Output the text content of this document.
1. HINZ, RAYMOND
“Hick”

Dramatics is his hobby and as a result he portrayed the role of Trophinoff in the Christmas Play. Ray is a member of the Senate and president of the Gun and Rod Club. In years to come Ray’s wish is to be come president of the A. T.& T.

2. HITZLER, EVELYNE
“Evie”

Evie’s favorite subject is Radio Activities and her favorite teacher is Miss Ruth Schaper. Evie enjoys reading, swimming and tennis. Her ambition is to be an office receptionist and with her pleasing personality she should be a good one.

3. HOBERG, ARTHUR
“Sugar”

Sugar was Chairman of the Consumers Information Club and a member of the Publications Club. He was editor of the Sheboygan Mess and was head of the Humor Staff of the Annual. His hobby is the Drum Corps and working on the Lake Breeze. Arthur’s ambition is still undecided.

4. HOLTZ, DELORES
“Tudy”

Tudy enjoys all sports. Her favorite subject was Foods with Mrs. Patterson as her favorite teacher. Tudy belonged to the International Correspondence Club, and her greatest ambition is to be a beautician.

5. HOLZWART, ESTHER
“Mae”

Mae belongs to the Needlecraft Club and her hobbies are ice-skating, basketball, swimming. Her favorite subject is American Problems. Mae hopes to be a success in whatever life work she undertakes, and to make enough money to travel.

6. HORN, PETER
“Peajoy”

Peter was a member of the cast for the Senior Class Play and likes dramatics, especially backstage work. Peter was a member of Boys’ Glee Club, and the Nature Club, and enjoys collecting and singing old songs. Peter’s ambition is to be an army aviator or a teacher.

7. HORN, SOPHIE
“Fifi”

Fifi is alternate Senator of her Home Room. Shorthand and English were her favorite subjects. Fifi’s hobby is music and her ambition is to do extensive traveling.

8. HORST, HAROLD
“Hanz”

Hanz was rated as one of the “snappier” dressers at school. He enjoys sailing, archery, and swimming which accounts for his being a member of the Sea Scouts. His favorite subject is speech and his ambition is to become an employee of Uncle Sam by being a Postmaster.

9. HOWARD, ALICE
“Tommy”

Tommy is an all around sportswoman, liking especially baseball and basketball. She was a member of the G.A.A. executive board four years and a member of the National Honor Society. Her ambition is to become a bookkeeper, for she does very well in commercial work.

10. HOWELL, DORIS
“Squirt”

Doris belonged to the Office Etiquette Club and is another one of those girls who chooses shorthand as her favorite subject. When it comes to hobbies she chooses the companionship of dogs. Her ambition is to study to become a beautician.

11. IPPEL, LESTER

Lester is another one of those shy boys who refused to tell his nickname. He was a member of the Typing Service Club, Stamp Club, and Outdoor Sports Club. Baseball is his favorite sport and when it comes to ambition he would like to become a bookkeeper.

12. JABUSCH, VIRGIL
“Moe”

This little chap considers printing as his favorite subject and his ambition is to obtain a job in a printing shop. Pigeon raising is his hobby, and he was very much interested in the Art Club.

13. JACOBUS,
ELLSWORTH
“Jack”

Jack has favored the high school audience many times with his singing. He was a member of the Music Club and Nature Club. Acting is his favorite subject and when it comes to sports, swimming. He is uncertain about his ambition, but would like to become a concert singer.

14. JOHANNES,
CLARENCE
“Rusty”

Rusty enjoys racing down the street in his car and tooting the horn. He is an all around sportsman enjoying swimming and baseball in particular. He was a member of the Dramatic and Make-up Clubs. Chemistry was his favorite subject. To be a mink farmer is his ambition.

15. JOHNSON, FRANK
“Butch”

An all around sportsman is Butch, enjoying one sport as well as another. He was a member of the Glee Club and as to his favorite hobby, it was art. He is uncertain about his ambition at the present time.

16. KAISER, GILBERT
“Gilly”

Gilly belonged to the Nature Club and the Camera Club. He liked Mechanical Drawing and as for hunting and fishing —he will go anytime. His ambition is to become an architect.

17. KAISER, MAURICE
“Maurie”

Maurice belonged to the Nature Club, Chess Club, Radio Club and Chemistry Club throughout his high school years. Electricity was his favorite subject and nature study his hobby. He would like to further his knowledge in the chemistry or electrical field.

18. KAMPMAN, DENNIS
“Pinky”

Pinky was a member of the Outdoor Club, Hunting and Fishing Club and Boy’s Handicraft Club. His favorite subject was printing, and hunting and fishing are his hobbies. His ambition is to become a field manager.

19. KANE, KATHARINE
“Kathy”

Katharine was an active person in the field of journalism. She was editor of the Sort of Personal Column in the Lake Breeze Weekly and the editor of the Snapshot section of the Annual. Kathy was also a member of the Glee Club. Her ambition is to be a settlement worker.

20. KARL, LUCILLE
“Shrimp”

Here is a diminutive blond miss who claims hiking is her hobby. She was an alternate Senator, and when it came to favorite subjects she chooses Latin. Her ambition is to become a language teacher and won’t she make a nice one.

☆ ☆ ☆ ☆ ☆

• [BRIEF]: Your task is to give the records above again, exactly.

• [WRITTEN SOLUTION]:
Output the text content of this document.
1. HINZ, RAYMOND
“Hick”

Dramatics is his hobby and as a result he portrayed the role of Trophinoff in the Christmas Play. Ray is a member of the Senate and president of the Gun and Rod Club. In years to come Ray’s wish is to be come president of the A. T.& T.

2. HITZLER, EVELYNE
“Evie”

Evie’s favorite subject is Radio Activities and her favorite teacher is Miss Ruth Schaper. Evie enjoys reading, swimming and tennis. Her ambition is to be an office receptionist and with her pleasing personality she should be a good one.

3. HOBERG, ARTHUR
“Sugar”

Sugar was Chairman of the Consumers Information Club and a member of the Publications Club. He was editor of the Sheboygan Mess and was head of the Humor Staff of the Annual. His hobby is the Drum Corps and working on the Lake Breeze. Arthur’s ambition is still undecided.

4. HOLTZ, DELORES
“Tudy”

Tudy enjoys all sports. Her favorite subject was Foods with Mrs. Patterson as her favorite teacher. Tudy belonged to the International Correspondence Club, and her greatest ambition is to be a beautician.

5. HOLZWART, ESTHER
“Mae”

Mae belongs to the Needlecraft Club and her hobbies are ice-skating, basketball, swimming. Her favorite subject is American Problems. Mae hopes to be a success in whatever life work she undertakes, and to make enough money to travel.

6. HORN, PETER
“Peajoy”

Peter was a member of the cast for the Senior Class Play and likes dramatics, especially backstage work. Peter was a member of Boys’ Glee Club, and the Nature Club, and enjoys collecting and singing old songs. Peter’s ambition is to be an army aviator or a teacher.

7. HORN, SOPHIE
“Fifi”

Fifi is alternate Senator of her Home Room. Shorthand and English were her favorite subjects. Fifi’s hobby is music and her ambition is to do extensive traveling.

8. HORST, HAROLD
“Hanz”

Hanz was rated as one of the “snappier” dressers at school. He enjoys sailing, archery, and swimming which accounts for his being a member of the Sea Scouts. His favorite subject is speech and his ambition is to become an employee of Uncle Sam by being a Postmaster.

9. HOWARD, ALICE
“Tommy”

Tommy is an all around sportswoman, liking especially baseball and basketball. She was a member of the G.A.A. executive board four years and a member of the National Honor Society. Her ambition is to become a bookkeeper, for she does very well in commercial work.

10. HOWELL, DORIS
“Squirt”

Doris belonged to the Office Etiquette Club and is another one of those girls who chooses shorthand as her favorite subject. When it comes to hobbies she chooses the companionship of dogs. Her ambition is to study to become a beautician.

11. IPPEL, LESTER

Lester is another one of those shy boys who refused to tell his nickname. He was a member of the Typing Service Club, Stamp Club, and Outdoor Sports Club. Baseball is his favorite sport and when it comes to ambition he would like to become a bookkeeper.

12. JABUSCH, VIRGIL
“Moe”

This little chap considers printing as his favorite subject and his ambition is to obtain a job in a printing shop. Pigeon raising is his hobby, and he was very much interested in the Art Club.

13. JACOBUS,
ELLSWORTH
“Jack”

Jack has favored the high school audience many times with his singing. He was a member of the Music Club and Nature Club. Acting is his favorite subject and when it comes to sports, swimming. He is uncertain about his ambition, but would like to become a concert singer.

14. JOHANNES,
CLARENCE
“Rusty”

Rusty enjoys racing down the street in his car and tooting the horn. He is an all around sportsman enjoying swimming and baseball in particular. He was a member of the Dramatic and Make-up Clubs. Chemistry was his favorite subject. To be a mink farmer is his ambition.

15. JOHNSON, FRANK
“Butch”

An all around sportsman is Butch, enjoying one sport as well as another. He was a member of the Glee Club and as to his favorite hobby, it was art. He is uncertain about his ambition at the present time.

16. KAISER, GILBERT
“Gilly”

Gilly belonged to the Nature Club and the Camera Club. He liked Mechanical Drawing and as for hunting and fishing —he will go anytime. His ambition is to become an architect.

17. KAISER, MAURICE
“Maurie”

Maurice belonged to the Nature Club, Chess Club, Radio Club and Chemistry Club throughout his high school years. Electricity was his favorite subject and nature study his hobby. He would like to further his knowledge in the chemistry or electrical field.

18. KAMPMAN, DENNIS
“Pinky”

Pinky was a member of the Outdoor Club, Hunting and Fishing Club and Boy’s Handicraft Club. His favorite subject was printing, and hunting and fishing are his hobbies. His ambition is to become a field manager.

19. KANE, KATHARINE
“Kathy”

Katharine was an active person in the field of journalism. She was editor of the Sort of Personal Column in the Lake Breeze Weekly and the editor of the Snapshot section of the Annual. Kathy was also a member of the Glee Club. Her ambition is to be a settlement worker.

20. KARL, LUCILLE
“Shrimp”

Here is a diminutive blond miss who claims hiking is her hobby. She was an alternate Senator, and when it came to favorite subjects she chooses Latin. Her ambition is to become a language teacher and won’t she make a nice one.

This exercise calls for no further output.